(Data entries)
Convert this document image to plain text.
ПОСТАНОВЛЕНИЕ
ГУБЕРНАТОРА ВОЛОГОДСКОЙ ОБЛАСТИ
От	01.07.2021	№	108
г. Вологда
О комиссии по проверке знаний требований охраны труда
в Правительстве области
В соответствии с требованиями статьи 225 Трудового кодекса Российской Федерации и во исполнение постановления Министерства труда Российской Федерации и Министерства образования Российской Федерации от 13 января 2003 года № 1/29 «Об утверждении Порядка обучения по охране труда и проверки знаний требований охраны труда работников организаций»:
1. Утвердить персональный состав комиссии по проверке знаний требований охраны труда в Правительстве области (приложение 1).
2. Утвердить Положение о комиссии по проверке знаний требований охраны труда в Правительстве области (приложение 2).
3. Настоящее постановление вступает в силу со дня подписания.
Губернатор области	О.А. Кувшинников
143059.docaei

*Objective*
Check each line of the entries above for the word "Утвердить". List the ones that have it.

*Response*
1. Утвердить персональный состав комиссии по проверке знаний требований охраны труда в Правительстве области (приложение 1).
2. Утвердить Положение о комиссии по проверке знаний требований охраны труда в Правительстве области (приложение 2).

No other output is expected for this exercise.